_SHORT TASK_
Gather the lines below that include the string "Model", copying each in full.

_SUPPLIED MATERIAL_
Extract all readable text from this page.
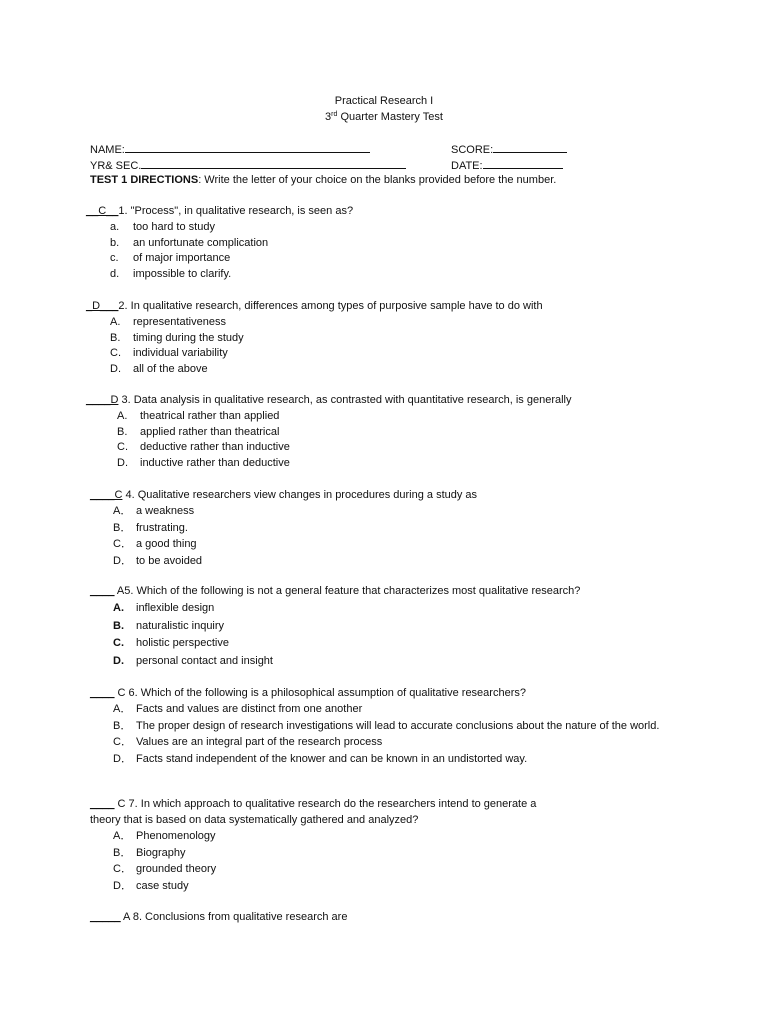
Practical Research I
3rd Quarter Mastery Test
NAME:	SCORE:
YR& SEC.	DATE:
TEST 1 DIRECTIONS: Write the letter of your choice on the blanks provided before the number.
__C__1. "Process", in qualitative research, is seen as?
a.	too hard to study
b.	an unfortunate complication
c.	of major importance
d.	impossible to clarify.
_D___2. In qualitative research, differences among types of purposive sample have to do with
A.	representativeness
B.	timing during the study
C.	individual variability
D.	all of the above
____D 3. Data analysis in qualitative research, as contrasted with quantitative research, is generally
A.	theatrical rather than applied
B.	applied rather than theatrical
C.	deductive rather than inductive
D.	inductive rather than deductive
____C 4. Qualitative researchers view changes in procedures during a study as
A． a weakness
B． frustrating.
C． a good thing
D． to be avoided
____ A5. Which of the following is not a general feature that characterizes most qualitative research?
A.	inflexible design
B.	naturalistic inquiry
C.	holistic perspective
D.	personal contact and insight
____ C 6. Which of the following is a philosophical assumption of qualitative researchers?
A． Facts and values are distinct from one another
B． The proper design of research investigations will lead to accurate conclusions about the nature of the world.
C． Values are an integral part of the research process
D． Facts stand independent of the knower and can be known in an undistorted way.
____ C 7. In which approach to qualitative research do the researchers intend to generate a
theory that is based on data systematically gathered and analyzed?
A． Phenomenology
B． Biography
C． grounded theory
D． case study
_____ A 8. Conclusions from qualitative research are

--

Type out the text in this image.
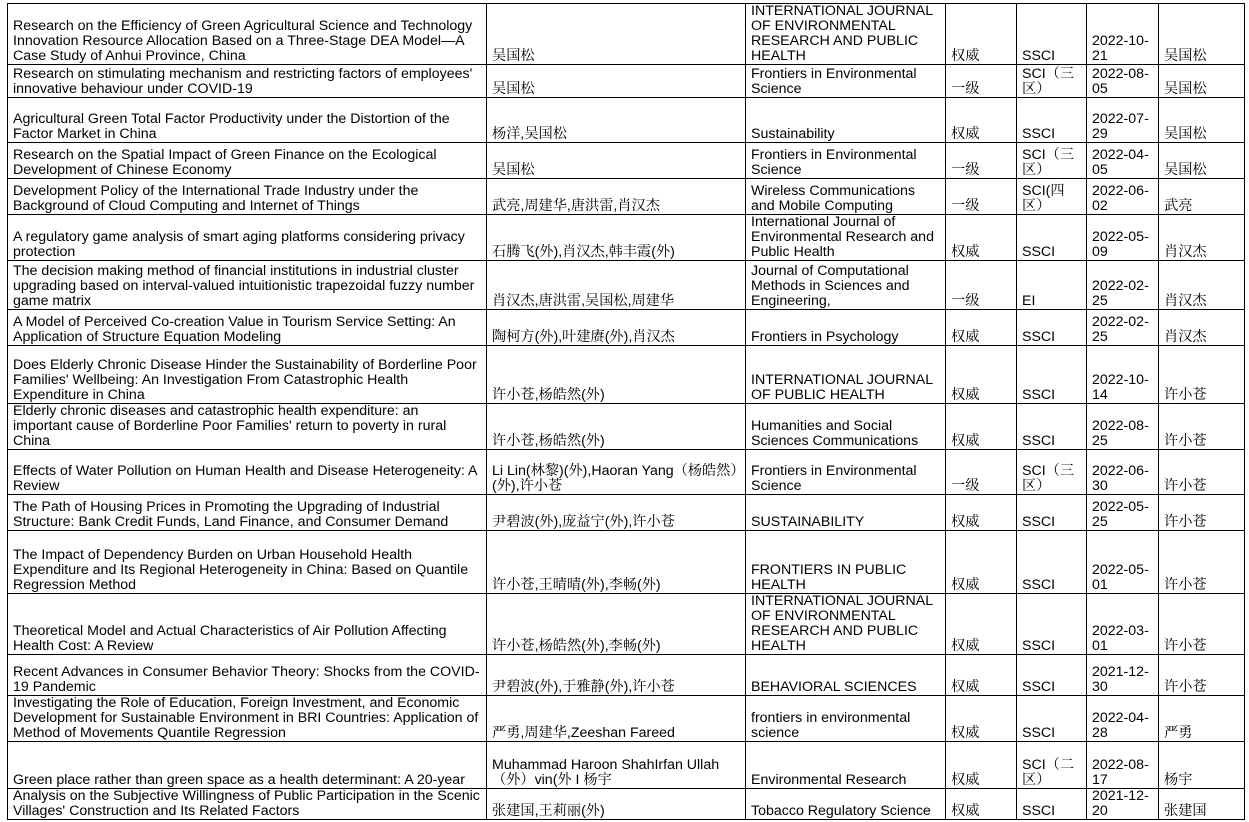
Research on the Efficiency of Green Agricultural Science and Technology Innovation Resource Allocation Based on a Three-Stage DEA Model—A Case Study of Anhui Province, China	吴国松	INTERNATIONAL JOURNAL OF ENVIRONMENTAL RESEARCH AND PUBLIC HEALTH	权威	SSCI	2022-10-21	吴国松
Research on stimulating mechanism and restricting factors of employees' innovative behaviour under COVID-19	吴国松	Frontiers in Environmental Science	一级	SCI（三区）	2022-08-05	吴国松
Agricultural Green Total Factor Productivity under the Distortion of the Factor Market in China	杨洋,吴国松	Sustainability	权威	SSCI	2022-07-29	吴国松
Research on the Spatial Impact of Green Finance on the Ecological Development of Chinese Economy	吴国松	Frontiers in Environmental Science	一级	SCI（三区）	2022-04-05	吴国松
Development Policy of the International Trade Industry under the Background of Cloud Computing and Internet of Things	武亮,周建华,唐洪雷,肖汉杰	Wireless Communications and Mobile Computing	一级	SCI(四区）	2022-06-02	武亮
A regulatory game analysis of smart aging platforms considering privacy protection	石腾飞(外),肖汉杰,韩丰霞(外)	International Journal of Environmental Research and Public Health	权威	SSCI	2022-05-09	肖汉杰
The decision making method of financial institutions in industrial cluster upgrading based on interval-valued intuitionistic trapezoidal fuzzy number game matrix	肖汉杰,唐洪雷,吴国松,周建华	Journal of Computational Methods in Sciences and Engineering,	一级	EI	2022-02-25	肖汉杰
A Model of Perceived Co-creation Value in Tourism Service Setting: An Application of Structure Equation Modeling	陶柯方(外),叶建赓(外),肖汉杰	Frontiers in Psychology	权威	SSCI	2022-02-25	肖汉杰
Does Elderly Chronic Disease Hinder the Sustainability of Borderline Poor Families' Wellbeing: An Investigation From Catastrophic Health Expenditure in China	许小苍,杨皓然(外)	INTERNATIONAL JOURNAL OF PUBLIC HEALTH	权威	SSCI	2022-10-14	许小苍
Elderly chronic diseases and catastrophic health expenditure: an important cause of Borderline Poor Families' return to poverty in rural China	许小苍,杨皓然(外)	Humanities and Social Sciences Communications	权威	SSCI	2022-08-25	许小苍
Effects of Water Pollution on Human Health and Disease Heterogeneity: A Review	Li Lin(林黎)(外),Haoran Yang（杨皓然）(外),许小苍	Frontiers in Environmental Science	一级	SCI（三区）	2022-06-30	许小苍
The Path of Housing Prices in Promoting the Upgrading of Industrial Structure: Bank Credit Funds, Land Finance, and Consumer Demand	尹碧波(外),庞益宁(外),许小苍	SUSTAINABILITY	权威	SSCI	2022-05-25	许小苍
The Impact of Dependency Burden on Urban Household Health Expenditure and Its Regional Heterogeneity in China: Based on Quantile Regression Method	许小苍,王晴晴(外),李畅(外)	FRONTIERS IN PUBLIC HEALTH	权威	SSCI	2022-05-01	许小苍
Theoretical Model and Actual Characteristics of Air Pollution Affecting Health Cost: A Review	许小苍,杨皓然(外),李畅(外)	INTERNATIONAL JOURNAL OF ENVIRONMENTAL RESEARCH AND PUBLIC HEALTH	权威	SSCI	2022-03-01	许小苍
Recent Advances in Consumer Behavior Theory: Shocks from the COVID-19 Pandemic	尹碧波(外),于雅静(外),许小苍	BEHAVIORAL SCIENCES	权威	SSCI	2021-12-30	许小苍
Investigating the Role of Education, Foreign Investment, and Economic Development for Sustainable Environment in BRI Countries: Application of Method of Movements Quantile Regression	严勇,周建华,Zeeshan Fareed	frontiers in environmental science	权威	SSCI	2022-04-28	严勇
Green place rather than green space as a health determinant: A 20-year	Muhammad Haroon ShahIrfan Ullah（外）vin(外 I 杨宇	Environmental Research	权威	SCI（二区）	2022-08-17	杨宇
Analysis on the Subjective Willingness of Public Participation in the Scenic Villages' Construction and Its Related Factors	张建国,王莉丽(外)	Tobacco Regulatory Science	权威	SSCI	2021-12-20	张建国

_EXPECTED ANSWER_
Research on the Efficiency of Green Agricultural Science and Technology Innovation Resource Allocation Based on a Three-Stage DEA Model—A Case Study of Anhui Province, China	吴国松	INTERNATIONAL JOURNAL OF ENVIRONMENTAL RESEARCH AND PUBLIC HEALTH	权威	SSCI	2022-10-21	吴国松
A Model of Perceived Co-creation Value in Tourism Service Setting: An Application of Structure Equation Modeling	陶柯方(外),叶建赓(外),肖汉杰	Frontiers in Psychology	权威	SSCI	2022-02-25	肖汉杰
Theoretical Model and Actual Characteristics of Air Pollution Affecting Health Cost: A Review	许小苍,杨皓然(外),李畅(外)	INTERNATIONAL JOURNAL OF ENVIRONMENTAL RESEARCH AND PUBLIC HEALTH	权威	SSCI	2022-03-01	许小苍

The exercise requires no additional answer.